Find every line in the records below that holds the word "JSON", and copy each one.

## begin

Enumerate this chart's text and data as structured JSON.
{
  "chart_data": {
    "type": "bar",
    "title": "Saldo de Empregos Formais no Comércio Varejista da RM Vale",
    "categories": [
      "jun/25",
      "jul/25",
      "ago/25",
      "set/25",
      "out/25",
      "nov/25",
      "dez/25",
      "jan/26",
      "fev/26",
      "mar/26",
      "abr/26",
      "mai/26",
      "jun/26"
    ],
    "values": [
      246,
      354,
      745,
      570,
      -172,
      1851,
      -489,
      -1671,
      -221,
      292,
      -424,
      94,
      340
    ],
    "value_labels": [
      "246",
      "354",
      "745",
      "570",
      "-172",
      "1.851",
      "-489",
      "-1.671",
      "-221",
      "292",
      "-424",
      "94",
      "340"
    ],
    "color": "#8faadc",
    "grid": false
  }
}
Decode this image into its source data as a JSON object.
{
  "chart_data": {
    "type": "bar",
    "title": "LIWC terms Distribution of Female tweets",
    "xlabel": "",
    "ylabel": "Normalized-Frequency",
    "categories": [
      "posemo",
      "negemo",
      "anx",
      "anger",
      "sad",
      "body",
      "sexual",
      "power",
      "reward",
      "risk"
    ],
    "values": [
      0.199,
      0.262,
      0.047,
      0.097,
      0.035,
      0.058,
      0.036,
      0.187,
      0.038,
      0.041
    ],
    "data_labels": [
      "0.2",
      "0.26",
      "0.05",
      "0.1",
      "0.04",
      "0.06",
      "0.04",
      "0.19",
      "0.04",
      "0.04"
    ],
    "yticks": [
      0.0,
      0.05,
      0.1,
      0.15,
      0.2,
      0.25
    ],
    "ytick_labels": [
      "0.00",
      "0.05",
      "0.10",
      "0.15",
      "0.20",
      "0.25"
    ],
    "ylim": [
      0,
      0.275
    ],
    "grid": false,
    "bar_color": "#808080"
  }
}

## end

[Complete response]
Enumerate this chart's text and data as structured JSON.
Decode this image into its source data as a JSON object.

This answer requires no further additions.